■ Directions for this task
According to the commentary on spiritual knowledge and glory below, what are the two ways the body enters the glorified state?

■ Source extract
──────

You will not forfeit any of your attainments in the acquisition of knowledge, but retain them all, and add to your investment with paradoxical rapidity. You must remember he is not speaking of your acquired knowledge, but the spiritual gift denominated knowledge, and here under discussion with the other eight. This gift means insight into God’s revealed Word to enable you to understand the Bible. This will be done away, and for the good reason that we will not take our Bibles to Heaven. We will not need material eyes there and we will have no Bible to read, hence we will not need that gift whose immediate province is to reveal to us the truth as given in our Bibles. Instead of studying Paul’s epistles, we will have Paul himself, and not need his letters, which he wrote to lead us to Heaven.
Now that we are there we no longer need the way-bill. Doubtless we will learn more in a single hour after we get to Heaven than we have ever known before in all our lives. When we pass out of the body memory will be so quickened that all the blessed truth we have forgotten will come back vivid and bright, to abide forever. What a glory to hear Paul preach after he has spent nineteen hundred years in the universities of Heaven! How glorified Paul will eclipse sanctified Paul! What a wonderful teacher Father Adam will be! How I will be delighted to hear him describe Eden before the Fall and tell how long he lived in it! How wonderfully can Enoch tell us about the antediluvian world, and Noah about the Flood! Daniel about the lions’ den, and the Hebrew children about the fiery furnace! How I will delight to hear Gabriel tell about my Lord’s first advent, and Michael about the second! How unutterably delectable to wing my flight escorted by radiant angels through trackless ether to some grand celestial world contemplated through the telescope when a boy!
Verse 9
9. “ We now know in part.” All of our knowledge here is fragmentary, but gleams of light amid worlds of darkness; the brightest light attainable here but as a dim star, contrasted with the meridian sun in his noonday glory, when compared to the unutterable effulgence of Heavenly day. “We prophesy Our efforts to understand the mysteries of godliness revealed in the Bible are only calculated to flood us with the humiliating realization of our ignorance. Sir Isaac Newton, the greatest philosopher of modern times, said he felt like a little boy on the shore of time, picking up a pebble or a shell here and there, while the mighty deep rolled before him unexplored. Socrates, the greatest philosopher of the ancient world, said: “This much do I know, I know nothing. “
PERFECTION OF GLORY
Verse 10
10. “ When that which is perfect may come, then that which is in part shall be done away.” Many sanctified preachers proclaim this as Christian perfection, which is a mistake and calculated to do harm by putting the standard so high that none can reach it, and thus discouraging the honest aspirants after that reflection without which no one shall see the Lord. Divine perfection belongs to God only, and is absolute. The perfection belongs to the glorified state, including the unfallen angels, and glorified humanity. The soul is glorified by the Holy Ghost simultaneously with its evacuation of the body. the mind being glorified at the same time. The body has two ways to enter the glorified state:
(a) Translation like Enoch and Elijah, and all of the saints on the earth at the Rapture, and doubtless many in the Millennial ages; and
(b) the resurrection.

──────

■ Data listing
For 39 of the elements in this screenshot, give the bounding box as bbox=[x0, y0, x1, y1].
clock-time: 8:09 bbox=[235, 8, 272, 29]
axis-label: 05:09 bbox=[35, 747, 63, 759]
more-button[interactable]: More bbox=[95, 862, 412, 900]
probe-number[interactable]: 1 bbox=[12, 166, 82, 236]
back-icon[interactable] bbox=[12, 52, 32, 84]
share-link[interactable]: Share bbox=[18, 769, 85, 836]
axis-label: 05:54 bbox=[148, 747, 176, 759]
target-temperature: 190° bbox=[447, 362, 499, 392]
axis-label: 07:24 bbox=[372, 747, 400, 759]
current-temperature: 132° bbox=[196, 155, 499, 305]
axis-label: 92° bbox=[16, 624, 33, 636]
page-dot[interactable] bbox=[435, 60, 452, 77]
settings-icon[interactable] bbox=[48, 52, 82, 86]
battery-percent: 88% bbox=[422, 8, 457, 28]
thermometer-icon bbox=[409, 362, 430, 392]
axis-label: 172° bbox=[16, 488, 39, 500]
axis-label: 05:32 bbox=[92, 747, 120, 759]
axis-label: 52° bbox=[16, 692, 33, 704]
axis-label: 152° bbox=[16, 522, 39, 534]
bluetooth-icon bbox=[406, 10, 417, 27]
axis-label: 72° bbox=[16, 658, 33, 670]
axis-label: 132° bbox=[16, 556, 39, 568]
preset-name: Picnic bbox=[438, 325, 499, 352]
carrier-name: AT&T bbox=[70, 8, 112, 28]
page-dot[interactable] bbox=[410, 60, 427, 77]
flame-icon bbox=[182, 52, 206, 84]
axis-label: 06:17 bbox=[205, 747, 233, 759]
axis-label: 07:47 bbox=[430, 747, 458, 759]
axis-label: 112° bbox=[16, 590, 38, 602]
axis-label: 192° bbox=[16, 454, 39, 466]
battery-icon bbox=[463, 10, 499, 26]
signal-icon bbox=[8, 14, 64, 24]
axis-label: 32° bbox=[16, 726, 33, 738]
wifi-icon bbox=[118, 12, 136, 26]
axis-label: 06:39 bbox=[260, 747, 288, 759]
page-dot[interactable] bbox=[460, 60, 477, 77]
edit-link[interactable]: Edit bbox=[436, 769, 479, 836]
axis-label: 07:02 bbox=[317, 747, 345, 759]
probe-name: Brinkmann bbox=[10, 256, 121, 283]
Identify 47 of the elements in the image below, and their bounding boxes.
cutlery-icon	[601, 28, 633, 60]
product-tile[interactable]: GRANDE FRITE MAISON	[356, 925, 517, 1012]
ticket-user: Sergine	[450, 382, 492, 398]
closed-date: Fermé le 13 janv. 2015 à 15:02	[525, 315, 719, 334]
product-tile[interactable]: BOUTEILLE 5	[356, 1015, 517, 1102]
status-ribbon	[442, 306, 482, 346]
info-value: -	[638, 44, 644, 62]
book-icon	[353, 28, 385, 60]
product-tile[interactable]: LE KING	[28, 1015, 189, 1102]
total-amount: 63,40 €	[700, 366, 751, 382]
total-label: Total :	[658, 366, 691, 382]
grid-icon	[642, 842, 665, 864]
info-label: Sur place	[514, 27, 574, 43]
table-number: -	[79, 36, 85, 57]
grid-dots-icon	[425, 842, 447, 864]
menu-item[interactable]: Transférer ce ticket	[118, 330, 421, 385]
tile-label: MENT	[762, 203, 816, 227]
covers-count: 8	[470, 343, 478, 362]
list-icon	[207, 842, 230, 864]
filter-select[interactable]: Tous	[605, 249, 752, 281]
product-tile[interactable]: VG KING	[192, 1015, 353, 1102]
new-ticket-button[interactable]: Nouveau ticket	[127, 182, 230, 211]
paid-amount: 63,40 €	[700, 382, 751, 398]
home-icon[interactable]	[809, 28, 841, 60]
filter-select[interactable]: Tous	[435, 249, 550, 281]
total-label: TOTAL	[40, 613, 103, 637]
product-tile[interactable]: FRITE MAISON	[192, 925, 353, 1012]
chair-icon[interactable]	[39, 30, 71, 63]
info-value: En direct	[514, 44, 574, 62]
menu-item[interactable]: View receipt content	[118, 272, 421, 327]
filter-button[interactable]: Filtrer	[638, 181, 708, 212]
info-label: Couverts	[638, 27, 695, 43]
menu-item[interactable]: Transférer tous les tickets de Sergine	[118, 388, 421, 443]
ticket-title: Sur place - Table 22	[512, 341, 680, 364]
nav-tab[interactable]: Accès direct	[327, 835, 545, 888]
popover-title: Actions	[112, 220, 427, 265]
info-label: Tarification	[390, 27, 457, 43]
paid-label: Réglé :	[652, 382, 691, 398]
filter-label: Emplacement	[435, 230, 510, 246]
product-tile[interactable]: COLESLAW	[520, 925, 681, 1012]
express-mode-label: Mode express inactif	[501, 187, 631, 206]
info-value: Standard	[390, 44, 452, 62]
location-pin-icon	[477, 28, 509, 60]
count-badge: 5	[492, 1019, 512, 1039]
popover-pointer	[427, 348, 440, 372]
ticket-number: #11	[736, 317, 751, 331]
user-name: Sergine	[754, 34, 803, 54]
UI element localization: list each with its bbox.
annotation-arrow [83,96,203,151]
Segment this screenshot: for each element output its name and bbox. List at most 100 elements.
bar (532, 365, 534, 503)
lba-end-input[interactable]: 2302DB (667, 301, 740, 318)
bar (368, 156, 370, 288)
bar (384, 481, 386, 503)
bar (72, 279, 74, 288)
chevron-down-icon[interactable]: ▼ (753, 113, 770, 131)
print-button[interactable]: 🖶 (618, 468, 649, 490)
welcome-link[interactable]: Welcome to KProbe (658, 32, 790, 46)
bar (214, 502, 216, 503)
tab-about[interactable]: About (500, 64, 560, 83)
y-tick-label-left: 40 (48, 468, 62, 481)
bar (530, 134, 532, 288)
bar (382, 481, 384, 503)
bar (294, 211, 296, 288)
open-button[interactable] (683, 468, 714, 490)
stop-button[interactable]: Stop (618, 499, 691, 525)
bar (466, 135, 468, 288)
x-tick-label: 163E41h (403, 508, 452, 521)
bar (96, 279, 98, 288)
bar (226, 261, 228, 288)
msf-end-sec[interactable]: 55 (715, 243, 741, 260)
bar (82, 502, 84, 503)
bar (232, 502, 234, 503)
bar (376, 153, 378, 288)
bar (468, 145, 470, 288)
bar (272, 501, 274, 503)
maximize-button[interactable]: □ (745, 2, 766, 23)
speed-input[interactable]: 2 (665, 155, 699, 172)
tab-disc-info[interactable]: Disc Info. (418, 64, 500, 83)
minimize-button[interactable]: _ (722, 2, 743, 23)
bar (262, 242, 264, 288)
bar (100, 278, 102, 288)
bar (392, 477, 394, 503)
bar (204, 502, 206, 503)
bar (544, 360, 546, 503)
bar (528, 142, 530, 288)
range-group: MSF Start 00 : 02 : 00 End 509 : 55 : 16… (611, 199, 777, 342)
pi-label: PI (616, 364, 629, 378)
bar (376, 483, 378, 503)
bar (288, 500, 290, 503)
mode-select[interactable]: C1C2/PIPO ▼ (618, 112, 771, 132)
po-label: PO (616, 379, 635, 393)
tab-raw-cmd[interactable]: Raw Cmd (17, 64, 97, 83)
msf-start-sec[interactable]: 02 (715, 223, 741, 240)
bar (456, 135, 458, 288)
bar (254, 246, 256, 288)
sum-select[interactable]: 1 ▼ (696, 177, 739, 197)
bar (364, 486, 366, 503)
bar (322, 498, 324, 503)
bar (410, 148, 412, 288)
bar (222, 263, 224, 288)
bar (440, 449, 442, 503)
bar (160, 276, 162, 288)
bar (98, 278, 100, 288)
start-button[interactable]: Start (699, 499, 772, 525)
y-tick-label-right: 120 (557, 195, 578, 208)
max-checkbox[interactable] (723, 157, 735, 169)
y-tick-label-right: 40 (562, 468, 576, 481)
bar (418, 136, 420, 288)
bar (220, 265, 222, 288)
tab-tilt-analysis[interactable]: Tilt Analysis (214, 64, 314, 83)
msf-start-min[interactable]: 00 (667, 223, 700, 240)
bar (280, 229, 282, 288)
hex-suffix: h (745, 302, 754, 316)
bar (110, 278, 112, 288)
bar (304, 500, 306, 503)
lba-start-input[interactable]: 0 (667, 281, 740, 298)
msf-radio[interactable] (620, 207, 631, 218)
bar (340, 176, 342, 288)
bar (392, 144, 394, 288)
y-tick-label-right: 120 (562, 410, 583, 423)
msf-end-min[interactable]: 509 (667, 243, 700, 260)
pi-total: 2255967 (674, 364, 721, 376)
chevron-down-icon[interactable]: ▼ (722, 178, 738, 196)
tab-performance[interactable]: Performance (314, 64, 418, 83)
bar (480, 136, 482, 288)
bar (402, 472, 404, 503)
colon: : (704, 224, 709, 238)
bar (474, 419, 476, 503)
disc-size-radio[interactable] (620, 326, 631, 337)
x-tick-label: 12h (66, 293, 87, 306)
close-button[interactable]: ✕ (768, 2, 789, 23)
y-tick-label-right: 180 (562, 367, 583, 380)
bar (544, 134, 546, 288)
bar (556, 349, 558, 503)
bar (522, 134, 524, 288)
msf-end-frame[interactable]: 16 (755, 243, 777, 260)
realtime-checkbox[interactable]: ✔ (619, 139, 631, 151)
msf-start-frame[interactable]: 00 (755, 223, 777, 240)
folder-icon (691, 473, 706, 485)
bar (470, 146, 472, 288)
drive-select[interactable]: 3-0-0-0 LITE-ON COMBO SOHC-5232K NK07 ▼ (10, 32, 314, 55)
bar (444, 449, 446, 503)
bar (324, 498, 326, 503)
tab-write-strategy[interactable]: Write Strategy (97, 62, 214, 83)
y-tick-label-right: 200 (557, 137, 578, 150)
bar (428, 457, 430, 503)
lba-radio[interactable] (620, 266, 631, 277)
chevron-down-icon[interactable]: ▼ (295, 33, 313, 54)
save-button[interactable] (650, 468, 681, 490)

──────

■ Result of the exercise
Translation, as with Enoch and Elijah, and the resurrection.